>> Begin

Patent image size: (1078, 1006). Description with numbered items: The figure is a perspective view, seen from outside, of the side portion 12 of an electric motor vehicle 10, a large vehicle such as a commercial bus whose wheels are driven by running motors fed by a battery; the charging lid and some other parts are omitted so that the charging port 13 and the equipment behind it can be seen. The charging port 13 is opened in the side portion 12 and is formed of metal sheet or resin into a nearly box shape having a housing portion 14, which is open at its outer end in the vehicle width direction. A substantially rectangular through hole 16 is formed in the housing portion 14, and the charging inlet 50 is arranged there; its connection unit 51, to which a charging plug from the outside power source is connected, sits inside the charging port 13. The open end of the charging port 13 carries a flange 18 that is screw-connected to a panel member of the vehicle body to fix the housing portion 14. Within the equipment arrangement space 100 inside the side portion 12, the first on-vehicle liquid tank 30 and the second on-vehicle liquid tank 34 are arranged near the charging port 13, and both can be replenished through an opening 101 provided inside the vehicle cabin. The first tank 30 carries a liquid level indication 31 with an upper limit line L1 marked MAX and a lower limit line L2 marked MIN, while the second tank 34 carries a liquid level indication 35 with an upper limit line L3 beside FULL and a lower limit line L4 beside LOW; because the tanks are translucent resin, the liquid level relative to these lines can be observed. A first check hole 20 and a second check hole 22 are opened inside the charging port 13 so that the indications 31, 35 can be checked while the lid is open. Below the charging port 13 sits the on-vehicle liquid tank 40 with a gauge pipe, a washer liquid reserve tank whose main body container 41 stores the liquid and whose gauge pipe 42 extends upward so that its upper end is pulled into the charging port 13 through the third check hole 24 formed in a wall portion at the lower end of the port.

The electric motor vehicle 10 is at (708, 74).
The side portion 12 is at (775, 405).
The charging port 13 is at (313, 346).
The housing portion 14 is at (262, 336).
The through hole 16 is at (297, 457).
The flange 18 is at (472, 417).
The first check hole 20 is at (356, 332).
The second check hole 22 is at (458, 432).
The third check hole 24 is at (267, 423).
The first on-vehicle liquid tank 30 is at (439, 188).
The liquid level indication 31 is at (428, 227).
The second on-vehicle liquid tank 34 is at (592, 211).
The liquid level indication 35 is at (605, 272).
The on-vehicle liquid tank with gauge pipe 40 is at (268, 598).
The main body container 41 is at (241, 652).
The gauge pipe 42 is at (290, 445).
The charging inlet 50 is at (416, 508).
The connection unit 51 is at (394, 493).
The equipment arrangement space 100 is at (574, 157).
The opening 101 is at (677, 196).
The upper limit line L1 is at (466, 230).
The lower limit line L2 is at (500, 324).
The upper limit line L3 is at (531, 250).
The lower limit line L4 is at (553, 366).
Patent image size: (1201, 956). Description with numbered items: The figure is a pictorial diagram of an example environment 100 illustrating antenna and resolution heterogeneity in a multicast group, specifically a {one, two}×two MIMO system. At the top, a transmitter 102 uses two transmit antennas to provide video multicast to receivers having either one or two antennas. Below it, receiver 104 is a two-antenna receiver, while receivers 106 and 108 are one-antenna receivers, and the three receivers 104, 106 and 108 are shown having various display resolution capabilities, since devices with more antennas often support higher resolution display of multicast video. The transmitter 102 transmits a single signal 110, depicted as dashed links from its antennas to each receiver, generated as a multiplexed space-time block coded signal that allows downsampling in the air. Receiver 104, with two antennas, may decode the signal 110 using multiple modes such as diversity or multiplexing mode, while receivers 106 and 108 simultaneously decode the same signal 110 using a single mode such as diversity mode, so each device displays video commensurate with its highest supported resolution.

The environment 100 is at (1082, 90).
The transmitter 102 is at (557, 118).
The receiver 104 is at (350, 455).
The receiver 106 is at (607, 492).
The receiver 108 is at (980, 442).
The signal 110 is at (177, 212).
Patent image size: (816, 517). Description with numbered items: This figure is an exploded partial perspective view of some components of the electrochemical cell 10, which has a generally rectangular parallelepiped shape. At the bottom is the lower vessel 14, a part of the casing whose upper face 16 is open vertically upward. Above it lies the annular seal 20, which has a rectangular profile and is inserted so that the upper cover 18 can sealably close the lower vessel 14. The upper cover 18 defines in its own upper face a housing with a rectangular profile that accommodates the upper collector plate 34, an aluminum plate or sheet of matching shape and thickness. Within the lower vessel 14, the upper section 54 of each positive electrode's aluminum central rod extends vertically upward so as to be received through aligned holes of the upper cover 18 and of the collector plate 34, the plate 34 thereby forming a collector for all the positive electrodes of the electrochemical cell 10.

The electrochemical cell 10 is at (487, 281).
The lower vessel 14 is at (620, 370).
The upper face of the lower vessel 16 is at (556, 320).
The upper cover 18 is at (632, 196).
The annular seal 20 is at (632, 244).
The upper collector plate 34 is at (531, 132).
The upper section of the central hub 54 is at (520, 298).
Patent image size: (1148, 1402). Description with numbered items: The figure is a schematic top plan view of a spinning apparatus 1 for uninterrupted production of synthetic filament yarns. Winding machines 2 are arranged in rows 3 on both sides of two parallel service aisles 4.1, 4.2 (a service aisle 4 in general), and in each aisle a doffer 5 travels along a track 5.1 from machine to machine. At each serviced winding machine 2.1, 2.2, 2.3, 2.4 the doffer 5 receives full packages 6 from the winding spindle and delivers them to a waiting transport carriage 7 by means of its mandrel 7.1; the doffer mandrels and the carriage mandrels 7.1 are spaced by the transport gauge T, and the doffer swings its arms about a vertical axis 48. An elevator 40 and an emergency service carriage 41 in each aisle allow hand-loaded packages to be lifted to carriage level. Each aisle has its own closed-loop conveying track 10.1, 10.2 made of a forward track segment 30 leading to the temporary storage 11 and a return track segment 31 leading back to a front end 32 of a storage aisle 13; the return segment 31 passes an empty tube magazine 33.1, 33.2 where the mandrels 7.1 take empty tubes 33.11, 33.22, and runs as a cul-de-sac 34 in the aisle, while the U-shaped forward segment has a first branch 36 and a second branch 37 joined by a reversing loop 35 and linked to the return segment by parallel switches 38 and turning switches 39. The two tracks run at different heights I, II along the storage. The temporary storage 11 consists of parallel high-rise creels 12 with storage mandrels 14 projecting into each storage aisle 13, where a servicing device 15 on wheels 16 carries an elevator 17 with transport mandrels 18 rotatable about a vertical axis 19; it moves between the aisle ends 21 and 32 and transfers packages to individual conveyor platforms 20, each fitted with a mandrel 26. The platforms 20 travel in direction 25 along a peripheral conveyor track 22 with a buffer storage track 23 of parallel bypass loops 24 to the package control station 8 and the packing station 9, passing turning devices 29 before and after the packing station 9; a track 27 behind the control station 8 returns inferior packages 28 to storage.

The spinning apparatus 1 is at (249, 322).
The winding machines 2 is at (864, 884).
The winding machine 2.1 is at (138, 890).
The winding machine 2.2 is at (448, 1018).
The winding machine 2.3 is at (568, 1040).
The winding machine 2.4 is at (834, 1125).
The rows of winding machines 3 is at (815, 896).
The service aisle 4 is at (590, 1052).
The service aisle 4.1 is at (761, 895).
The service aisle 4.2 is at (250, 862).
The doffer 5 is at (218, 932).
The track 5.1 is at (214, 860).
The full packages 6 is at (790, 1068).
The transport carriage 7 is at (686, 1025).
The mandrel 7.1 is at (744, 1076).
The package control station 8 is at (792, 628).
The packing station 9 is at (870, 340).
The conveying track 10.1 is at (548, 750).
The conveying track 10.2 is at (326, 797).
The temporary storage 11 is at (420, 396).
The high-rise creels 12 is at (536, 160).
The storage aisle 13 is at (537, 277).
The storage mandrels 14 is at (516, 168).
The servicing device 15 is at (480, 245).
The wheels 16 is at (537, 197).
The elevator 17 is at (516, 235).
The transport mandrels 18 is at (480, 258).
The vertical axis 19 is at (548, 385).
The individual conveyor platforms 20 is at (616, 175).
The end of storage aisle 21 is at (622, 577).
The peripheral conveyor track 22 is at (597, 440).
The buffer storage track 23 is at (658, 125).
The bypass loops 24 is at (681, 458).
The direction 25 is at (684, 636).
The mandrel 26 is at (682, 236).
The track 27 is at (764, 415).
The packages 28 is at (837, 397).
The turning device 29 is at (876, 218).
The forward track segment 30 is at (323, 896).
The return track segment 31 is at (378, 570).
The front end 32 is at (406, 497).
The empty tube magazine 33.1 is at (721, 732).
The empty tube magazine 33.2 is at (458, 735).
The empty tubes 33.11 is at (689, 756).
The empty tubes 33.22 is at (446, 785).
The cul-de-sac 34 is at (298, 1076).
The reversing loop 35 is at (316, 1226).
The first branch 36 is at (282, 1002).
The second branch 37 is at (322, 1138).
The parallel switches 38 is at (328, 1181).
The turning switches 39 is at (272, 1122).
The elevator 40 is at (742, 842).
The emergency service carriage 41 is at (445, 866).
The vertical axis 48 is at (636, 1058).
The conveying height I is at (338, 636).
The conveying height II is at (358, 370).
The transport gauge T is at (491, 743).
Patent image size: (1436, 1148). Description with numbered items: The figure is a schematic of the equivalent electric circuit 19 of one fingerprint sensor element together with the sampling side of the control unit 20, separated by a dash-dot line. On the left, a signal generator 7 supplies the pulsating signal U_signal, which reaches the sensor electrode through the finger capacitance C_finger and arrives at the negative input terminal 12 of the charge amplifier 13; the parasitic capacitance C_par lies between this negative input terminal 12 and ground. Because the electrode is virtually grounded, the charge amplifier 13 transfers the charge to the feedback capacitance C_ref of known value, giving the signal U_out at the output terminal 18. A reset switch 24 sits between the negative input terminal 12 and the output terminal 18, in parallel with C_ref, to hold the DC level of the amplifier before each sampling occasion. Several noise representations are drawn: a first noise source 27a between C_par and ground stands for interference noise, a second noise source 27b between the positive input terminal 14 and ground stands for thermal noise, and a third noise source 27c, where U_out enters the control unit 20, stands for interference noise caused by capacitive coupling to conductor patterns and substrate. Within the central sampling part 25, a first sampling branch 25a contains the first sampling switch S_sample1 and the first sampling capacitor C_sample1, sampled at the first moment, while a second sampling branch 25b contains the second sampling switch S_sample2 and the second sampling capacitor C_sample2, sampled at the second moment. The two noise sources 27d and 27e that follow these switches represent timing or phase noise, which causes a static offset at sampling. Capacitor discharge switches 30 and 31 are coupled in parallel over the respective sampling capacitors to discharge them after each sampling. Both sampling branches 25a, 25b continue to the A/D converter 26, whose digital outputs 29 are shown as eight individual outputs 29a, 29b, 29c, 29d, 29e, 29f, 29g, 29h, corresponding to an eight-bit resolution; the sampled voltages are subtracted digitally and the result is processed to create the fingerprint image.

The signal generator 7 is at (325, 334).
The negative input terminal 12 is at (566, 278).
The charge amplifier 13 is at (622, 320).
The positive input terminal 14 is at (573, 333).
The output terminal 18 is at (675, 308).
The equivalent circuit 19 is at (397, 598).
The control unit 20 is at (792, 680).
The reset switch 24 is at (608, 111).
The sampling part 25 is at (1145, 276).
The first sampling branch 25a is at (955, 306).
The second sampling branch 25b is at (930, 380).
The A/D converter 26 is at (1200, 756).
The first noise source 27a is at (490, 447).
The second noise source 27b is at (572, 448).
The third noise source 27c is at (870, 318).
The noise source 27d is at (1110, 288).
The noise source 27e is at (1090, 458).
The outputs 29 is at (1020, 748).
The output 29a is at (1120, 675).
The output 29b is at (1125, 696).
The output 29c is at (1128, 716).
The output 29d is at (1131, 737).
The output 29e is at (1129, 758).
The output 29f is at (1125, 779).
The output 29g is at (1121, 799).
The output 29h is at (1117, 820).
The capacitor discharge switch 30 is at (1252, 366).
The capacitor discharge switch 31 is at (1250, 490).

>> End

Short exercise:
Copy the entries above word for word, starting at the line that contains "Patent image size: (1201, 956)." and stopping after the line that contains "The signal 110 is at (177, 212).".

Finished answer:
Patent image size: (1201, 956). Description with numbered items: The figure is a pictorial diagram of an example environment 100 illustrating antenna and resolution heterogeneity in a multicast group, specifically a {one, two}×two MIMO system. At the top, a transmitter 102 uses two transmit antennas to provide video multicast to receivers having either one or two antennas. Below it, receiver 104 is a two-antenna receiver, while receivers 106 and 108 are one-antenna receivers, and the three receivers 104, 106 and 108 are shown having various display resolution capabilities, since devices with more antennas often support higher resolution display of multicast video. The transmitter 102 transmits a single signal 110, depicted as dashed links from its antennas to each receiver, generated as a multiplexed space-time block coded signal that allows downsampling in the air. Receiver 104, with two antennas, may decode the signal 110 using multiple modes such as diversity or multiplexing mode, while receivers 106 and 108 simultaneously decode the same signal 110 using a single mode such as diversity mode, so each device displays video commensurate with its highest supported resolution.

The environment 100 is at (1082, 90).
The transmitter 102 is at (557, 118).
The receiver 104 is at (350, 455).
The receiver 106 is at (607, 492).
The receiver 108 is at (980, 442).
The signal 110 is at (177, 212).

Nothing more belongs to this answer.